--- Start of DATA IN THIS EXERCISE ---

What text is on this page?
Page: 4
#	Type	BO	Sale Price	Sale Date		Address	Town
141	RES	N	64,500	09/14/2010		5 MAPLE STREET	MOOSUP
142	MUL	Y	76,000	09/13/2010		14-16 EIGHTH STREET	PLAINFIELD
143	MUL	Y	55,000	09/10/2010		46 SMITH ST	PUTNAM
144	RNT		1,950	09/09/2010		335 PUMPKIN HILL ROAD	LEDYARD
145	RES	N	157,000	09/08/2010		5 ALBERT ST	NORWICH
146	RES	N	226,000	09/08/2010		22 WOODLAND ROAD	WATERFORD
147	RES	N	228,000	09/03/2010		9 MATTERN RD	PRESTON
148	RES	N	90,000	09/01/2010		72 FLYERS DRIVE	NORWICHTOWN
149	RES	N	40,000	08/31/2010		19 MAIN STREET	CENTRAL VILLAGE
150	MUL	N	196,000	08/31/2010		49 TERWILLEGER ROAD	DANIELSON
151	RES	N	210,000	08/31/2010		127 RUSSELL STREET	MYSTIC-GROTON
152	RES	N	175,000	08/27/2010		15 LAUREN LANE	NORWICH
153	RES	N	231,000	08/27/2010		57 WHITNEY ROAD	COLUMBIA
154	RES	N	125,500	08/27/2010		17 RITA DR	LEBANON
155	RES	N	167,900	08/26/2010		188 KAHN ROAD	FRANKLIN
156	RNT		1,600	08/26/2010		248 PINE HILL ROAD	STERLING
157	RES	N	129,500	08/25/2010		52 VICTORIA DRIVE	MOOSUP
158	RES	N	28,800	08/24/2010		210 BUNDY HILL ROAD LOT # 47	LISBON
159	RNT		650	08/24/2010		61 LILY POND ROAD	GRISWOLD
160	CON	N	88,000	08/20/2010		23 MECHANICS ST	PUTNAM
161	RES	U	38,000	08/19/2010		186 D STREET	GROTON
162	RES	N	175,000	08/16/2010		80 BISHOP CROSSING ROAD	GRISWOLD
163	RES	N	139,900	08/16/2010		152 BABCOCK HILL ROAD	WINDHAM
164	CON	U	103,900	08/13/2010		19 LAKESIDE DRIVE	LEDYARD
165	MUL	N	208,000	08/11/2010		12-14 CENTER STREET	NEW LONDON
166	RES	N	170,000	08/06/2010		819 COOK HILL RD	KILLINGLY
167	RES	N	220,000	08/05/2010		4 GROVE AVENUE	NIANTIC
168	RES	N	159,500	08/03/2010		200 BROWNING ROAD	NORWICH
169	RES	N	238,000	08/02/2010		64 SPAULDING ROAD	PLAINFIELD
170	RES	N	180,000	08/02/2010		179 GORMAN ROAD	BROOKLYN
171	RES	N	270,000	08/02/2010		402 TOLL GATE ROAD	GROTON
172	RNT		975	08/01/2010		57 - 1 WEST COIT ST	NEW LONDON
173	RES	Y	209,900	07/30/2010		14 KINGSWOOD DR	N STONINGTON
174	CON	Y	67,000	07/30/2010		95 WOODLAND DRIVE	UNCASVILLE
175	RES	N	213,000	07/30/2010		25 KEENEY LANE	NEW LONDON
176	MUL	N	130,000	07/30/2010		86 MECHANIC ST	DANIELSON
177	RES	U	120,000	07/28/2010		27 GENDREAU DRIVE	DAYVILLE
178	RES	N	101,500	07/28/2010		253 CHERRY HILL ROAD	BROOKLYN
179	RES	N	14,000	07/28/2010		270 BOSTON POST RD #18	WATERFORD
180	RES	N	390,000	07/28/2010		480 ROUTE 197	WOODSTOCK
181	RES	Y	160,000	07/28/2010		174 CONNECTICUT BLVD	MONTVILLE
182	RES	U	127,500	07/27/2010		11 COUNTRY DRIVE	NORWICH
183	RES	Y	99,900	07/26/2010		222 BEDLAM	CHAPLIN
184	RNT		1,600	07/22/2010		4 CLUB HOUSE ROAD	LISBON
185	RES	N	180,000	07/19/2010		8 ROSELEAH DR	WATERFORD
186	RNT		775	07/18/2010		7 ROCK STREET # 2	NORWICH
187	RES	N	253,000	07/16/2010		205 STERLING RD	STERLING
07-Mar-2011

--- End of DATA IN THIS EXERCISE ---

(WHAT IS ASKED):
Quote every line of the data, word for word.

(THE COMPLETED TASK):
What text is on this page?
Page: 4
#	Type	BO	Sale Price	Sale Date		Address	Town
141	RES	N	64,500	09/14/2010		5 MAPLE STREET	MOOSUP
142	MUL	Y	76,000	09/13/2010		14-16 EIGHTH STREET	PLAINFIELD
143	MUL	Y	55,000	09/10/2010		46 SMITH ST	PUTNAM
144	RNT		1,950	09/09/2010		335 PUMPKIN HILL ROAD	LEDYARD
145	RES	N	157,000	09/08/2010		5 ALBERT ST	NORWICH
146	RES	N	226,000	09/08/2010		22 WOODLAND ROAD	WATERFORD
147	RES	N	228,000	09/03/2010		9 MATTERN RD	PRESTON
148	RES	N	90,000	09/01/2010		72 FLYERS DRIVE	NORWICHTOWN
149	RES	N	40,000	08/31/2010		19 MAIN STREET	CENTRAL VILLAGE
150	MUL	N	196,000	08/31/2010		49 TERWILLEGER ROAD	DANIELSON
151	RES	N	210,000	08/31/2010		127 RUSSELL STREET	MYSTIC-GROTON
152	RES	N	175,000	08/27/2010		15 LAUREN LANE	NORWICH
153	RES	N	231,000	08/27/2010		57 WHITNEY ROAD	COLUMBIA
154	RES	N	125,500	08/27/2010		17 RITA DR	LEBANON
155	RES	N	167,900	08/26/2010		188 KAHN ROAD	FRANKLIN
156	RNT		1,600	08/26/2010		248 PINE HILL ROAD	STERLING
157	RES	N	129,500	08/25/2010		52 VICTORIA DRIVE	MOOSUP
158	RES	N	28,800	08/24/2010		210 BUNDY HILL ROAD LOT # 47	LISBON
159	RNT		650	08/24/2010		61 LILY POND ROAD	GRISWOLD
160	CON	N	88,000	08/20/2010		23 MECHANICS ST	PUTNAM
161	RES	U	38,000	08/19/2010		186 D STREET	GROTON
162	RES	N	175,000	08/16/2010		80 BISHOP CROSSING ROAD	GRISWOLD
163	RES	N	139,900	08/16/2010		152 BABCOCK HILL ROAD	WINDHAM
164	CON	U	103,900	08/13/2010		19 LAKESIDE DRIVE	LEDYARD
165	MUL	N	208,000	08/11/2010		12-14 CENTER STREET	NEW LONDON
166	RES	N	170,000	08/06/2010		819 COOK HILL RD	KILLINGLY
167	RES	N	220,000	08/05/2010		4 GROVE AVENUE	NIANTIC
168	RES	N	159,500	08/03/2010		200 BROWNING ROAD	NORWICH
169	RES	N	238,000	08/02/2010		64 SPAULDING ROAD	PLAINFIELD
170	RES	N	180,000	08/02/2010		179 GORMAN ROAD	BROOKLYN
171	RES	N	270,000	08/02/2010		402 TOLL GATE ROAD	GROTON
172	RNT		975	08/01/2010		57 - 1 WEST COIT ST	NEW LONDON
173	RES	Y	209,900	07/30/2010		14 KINGSWOOD DR	N STONINGTON
174	CON	Y	67,000	07/30/2010		95 WOODLAND DRIVE	UNCASVILLE
175	RES	N	213,000	07/30/2010		25 KEENEY LANE	NEW LONDON
176	MUL	N	130,000	07/30/2010		86 MECHANIC ST	DANIELSON
177	RES	U	120,000	07/28/2010		27 GENDREAU DRIVE	DAYVILLE
178	RES	N	101,500	07/28/2010		253 CHERRY HILL ROAD	BROOKLYN
179	RES	N	14,000	07/28/2010		270 BOSTON POST RD #18	WATERFORD
180	RES	N	390,000	07/28/2010		480 ROUTE 197	WOODSTOCK
181	RES	Y	160,000	07/28/2010		174 CONNECTICUT BLVD	MONTVILLE
182	RES	U	127,500	07/27/2010		11 COUNTRY DRIVE	NORWICH
183	RES	Y	99,900	07/26/2010		222 BEDLAM	CHAPLIN
184	RNT		1,600	07/22/2010		4 CLUB HOUSE ROAD	LISBON
185	RES	N	180,000	07/19/2010		8 ROSELEAH DR	WATERFORD
186	RNT		775	07/18/2010		7 ROCK STREET # 2	NORWICH
187	RES	N	253,000	07/16/2010		205 STERLING RD	STERLING
07-Mar-2011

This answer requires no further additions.